Task:
Find the line containing "Read this page and output its text content." in the entries; transcribe it and all remaining lines through the end, exactly as they appear, but not the pictures.

Collection entries:
----

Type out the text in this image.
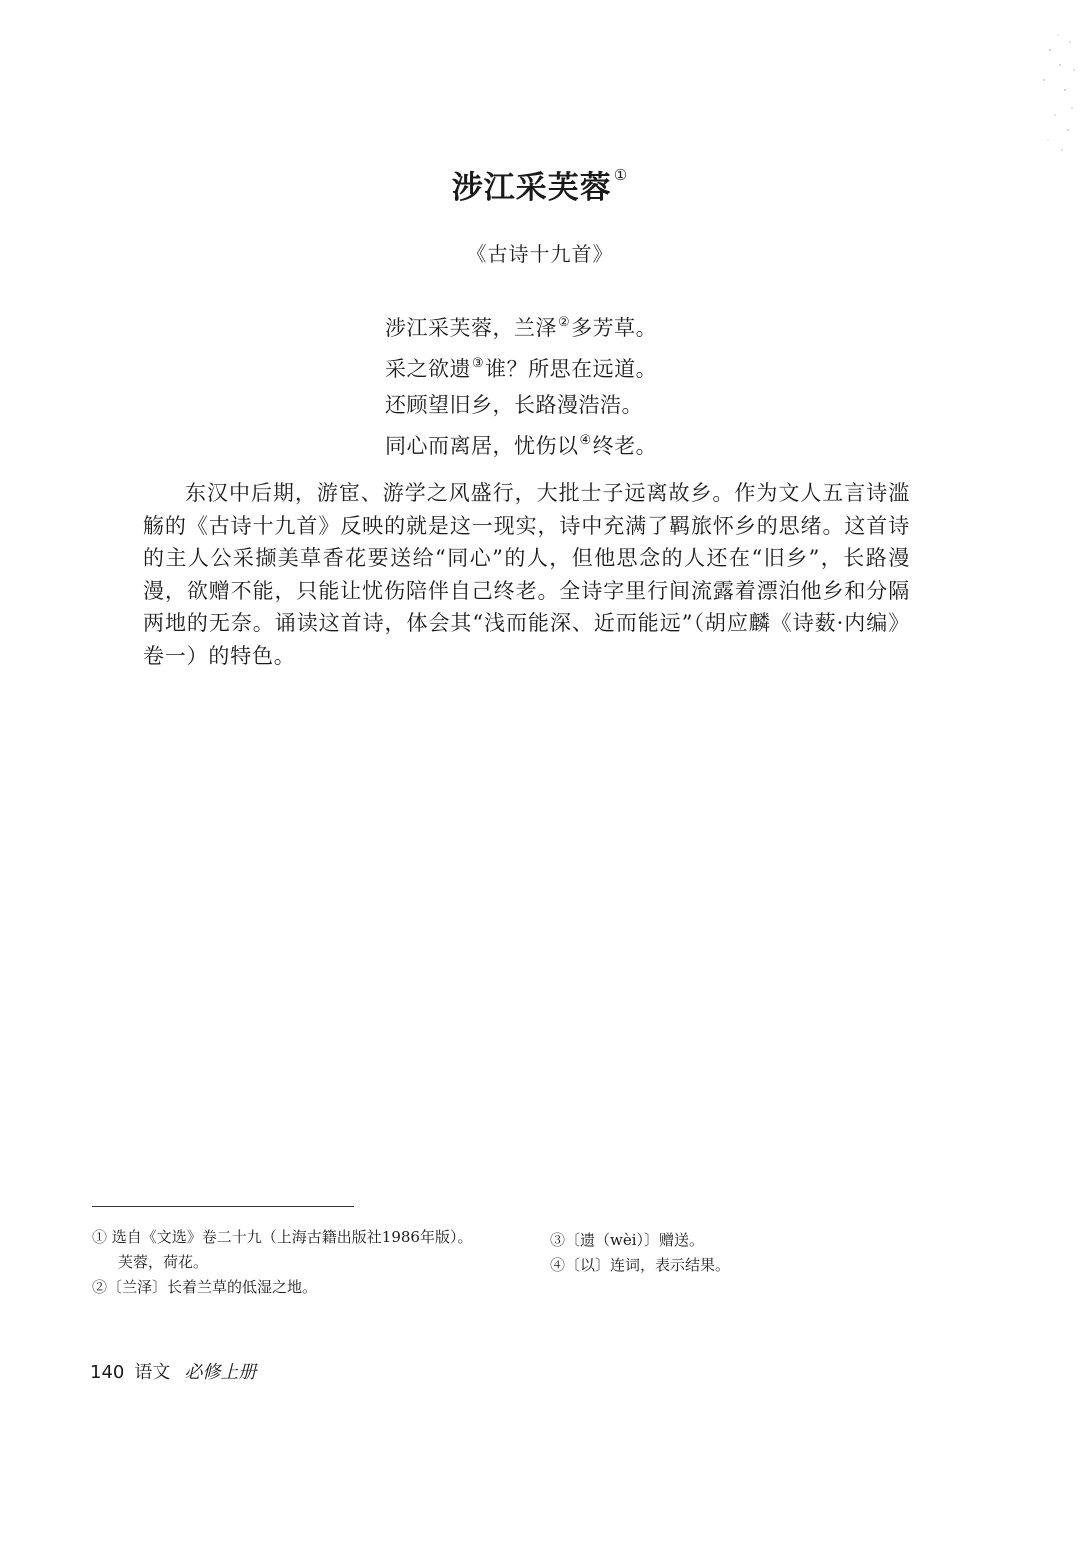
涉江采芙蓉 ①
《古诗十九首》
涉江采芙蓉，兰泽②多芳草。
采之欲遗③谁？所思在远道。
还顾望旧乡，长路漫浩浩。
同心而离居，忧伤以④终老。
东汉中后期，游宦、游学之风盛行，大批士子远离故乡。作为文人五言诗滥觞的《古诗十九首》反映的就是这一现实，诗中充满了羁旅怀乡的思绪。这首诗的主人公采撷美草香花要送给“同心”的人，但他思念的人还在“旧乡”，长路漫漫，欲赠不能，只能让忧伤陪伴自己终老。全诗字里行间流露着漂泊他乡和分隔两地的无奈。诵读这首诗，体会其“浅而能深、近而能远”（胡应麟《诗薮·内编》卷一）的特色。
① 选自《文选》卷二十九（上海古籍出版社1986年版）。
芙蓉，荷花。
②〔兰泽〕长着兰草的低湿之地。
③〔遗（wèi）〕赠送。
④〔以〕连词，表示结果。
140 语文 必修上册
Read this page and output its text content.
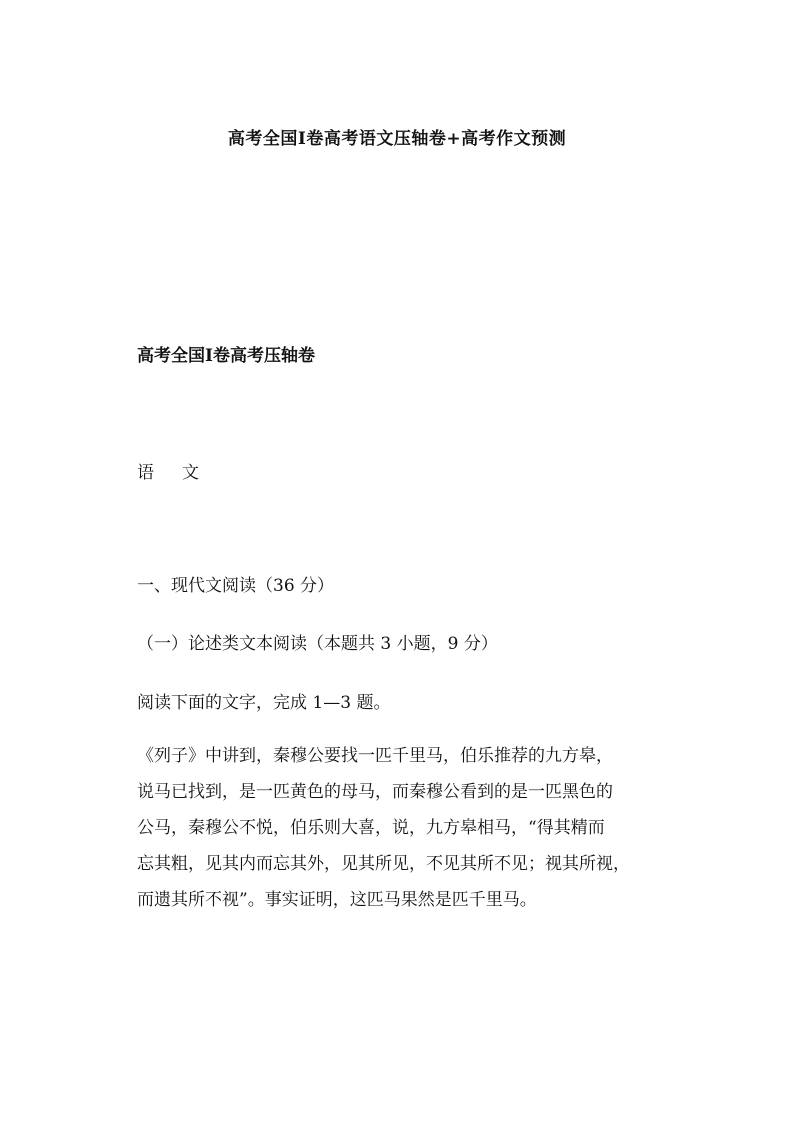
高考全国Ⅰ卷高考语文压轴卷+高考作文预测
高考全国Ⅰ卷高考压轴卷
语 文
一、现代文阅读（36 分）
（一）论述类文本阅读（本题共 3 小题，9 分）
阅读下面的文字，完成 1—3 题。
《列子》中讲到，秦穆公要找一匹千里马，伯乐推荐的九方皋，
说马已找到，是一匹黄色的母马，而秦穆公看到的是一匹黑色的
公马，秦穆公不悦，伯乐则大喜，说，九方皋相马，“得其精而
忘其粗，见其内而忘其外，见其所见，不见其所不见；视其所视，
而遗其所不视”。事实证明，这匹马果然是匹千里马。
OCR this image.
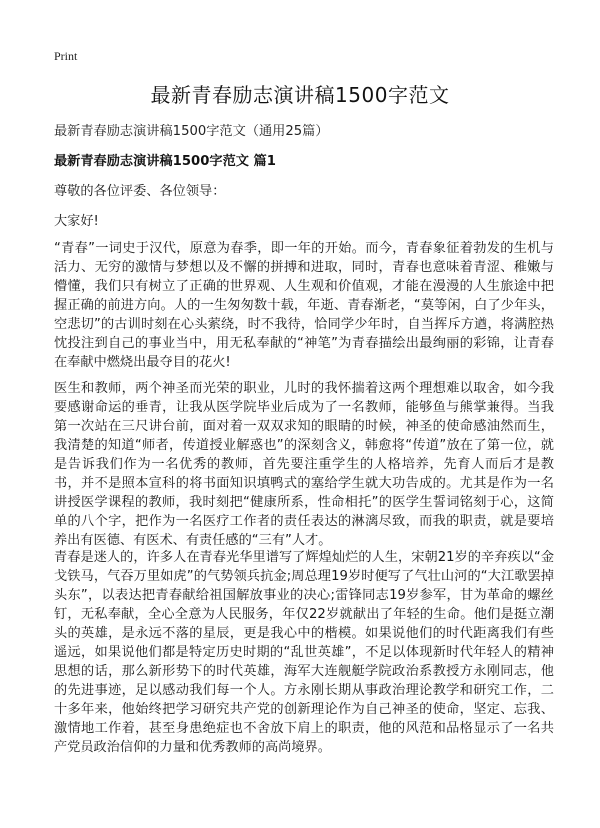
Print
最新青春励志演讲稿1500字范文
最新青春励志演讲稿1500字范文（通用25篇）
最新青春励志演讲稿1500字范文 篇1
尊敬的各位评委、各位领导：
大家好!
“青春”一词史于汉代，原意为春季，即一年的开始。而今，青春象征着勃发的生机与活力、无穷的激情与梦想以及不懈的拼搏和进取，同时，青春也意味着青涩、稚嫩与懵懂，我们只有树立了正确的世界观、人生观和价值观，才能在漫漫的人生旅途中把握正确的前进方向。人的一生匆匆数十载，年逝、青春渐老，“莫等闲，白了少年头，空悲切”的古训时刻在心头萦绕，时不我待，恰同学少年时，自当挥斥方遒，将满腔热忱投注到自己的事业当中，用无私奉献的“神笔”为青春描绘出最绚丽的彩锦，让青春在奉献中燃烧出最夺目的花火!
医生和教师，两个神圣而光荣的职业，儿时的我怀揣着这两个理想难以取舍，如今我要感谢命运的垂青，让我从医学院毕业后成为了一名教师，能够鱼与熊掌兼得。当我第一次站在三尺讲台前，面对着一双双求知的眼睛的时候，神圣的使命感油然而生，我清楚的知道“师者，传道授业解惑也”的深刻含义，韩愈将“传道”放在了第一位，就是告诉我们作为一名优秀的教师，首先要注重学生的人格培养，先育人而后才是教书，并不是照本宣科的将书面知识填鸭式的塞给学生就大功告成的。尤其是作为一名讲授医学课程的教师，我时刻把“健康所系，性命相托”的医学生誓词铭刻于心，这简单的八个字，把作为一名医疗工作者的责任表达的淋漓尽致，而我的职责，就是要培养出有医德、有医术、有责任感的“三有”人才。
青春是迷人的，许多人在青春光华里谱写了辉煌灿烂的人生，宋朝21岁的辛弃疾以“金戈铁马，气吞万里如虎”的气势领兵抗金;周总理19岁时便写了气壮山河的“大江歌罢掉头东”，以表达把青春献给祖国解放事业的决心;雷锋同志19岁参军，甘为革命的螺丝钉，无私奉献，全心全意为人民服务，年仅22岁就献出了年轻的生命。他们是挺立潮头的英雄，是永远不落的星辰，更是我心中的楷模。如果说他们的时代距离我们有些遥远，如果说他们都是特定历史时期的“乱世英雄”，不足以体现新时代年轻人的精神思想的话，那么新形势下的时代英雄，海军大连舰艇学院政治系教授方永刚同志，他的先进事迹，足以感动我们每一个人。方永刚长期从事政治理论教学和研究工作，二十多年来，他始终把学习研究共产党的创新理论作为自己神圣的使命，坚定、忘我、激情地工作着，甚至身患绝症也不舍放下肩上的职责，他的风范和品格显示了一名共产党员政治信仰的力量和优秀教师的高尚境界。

----

Task output:
Read this page and output its text content.
高考全国Ⅰ卷高考语文压轴卷+高考作文预测
高考全国Ⅰ卷高考压轴卷
语 文
一、现代文阅读（36 分）
（一）论述类文本阅读（本题共 3 小题，9 分）
阅读下面的文字，完成 1—3 题。
《列子》中讲到，秦穆公要找一匹千里马，伯乐推荐的九方皋，
说马已找到，是一匹黄色的母马，而秦穆公看到的是一匹黑色的
公马，秦穆公不悦，伯乐则大喜，说，九方皋相马，“得其精而
忘其粗，见其内而忘其外，见其所见，不见其所不见；视其所视，
而遗其所不视”。事实证明，这匹马果然是匹千里马。
OCR this image.
Print
最新青春励志演讲稿1500字范文
最新青春励志演讲稿1500字范文（通用25篇）
最新青春励志演讲稿1500字范文 篇1
尊敬的各位评委、各位领导：
大家好!
“青春”一词史于汉代，原意为春季，即一年的开始。而今，青春象征着勃发的生机与活力、无穷的激情与梦想以及不懈的拼搏和进取，同时，青春也意味着青涩、稚嫩与懵懂，我们只有树立了正确的世界观、人生观和价值观，才能在漫漫的人生旅途中把握正确的前进方向。人的一生匆匆数十载，年逝、青春渐老，“莫等闲，白了少年头，空悲切”的古训时刻在心头萦绕，时不我待，恰同学少年时，自当挥斥方遒，将满腔热忱投注到自己的事业当中，用无私奉献的“神笔”为青春描绘出最绚丽的彩锦，让青春在奉献中燃烧出最夺目的花火!
医生和教师，两个神圣而光荣的职业，儿时的我怀揣着这两个理想难以取舍，如今我要感谢命运的垂青，让我从医学院毕业后成为了一名教师，能够鱼与熊掌兼得。当我第一次站在三尺讲台前，面对着一双双求知的眼睛的时候，神圣的使命感油然而生，我清楚的知道“师者，传道授业解惑也”的深刻含义，韩愈将“传道”放在了第一位，就是告诉我们作为一名优秀的教师，首先要注重学生的人格培养，先育人而后才是教书，并不是照本宣科的将书面知识填鸭式的塞给学生就大功告成的。尤其是作为一名讲授医学课程的教师，我时刻把“健康所系，性命相托”的医学生誓词铭刻于心，这简单的八个字，把作为一名医疗工作者的责任表达的淋漓尽致，而我的职责，就是要培养出有医德、有医术、有责任感的“三有”人才。
青春是迷人的，许多人在青春光华里谱写了辉煌灿烂的人生，宋朝21岁的辛弃疾以“金戈铁马，气吞万里如虎”的气势领兵抗金;周总理19岁时便写了气壮山河的“大江歌罢掉头东”，以表达把青春献给祖国解放事业的决心;雷锋同志19岁参军，甘为革命的螺丝钉，无私奉献，全心全意为人民服务，年仅22岁就献出了年轻的生命。他们是挺立潮头的英雄，是永远不落的星辰，更是我心中的楷模。如果说他们的时代距离我们有些遥远，如果说他们都是特定历史时期的“乱世英雄”，不足以体现新时代年轻人的精神思想的话，那么新形势下的时代英雄，海军大连舰艇学院政治系教授方永刚同志，他的先进事迹，足以感动我们每一个人。方永刚长期从事政治理论教学和研究工作，二十多年来，他始终把学习研究共产党的创新理论作为自己神圣的使命，坚定、忘我、激情地工作着，甚至身患绝症也不舍放下肩上的职责，他的风范和品格显示了一名共产党员政治信仰的力量和优秀教师的高尚境界。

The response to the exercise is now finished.